STATED PROBLEM — Locate all lines with the word "roses" and copy them out.

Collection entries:
* start *

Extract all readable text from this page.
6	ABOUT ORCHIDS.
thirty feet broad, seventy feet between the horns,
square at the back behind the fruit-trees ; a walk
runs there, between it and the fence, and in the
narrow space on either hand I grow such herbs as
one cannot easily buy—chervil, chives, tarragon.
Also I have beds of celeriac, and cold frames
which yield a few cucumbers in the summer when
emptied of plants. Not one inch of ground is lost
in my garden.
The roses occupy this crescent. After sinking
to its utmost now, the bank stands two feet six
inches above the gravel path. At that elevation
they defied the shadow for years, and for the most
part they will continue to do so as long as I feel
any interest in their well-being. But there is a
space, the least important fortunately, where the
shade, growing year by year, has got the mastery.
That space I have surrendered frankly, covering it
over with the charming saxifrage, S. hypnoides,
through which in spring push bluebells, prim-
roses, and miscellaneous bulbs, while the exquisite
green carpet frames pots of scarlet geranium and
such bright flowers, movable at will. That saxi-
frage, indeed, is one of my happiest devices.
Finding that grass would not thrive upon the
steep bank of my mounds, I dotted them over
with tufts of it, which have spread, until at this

* end *

FINISHED EXERCISE —
The roses occupy this crescent. After sinking
roses, and miscellaneous bulbs, while the exquisite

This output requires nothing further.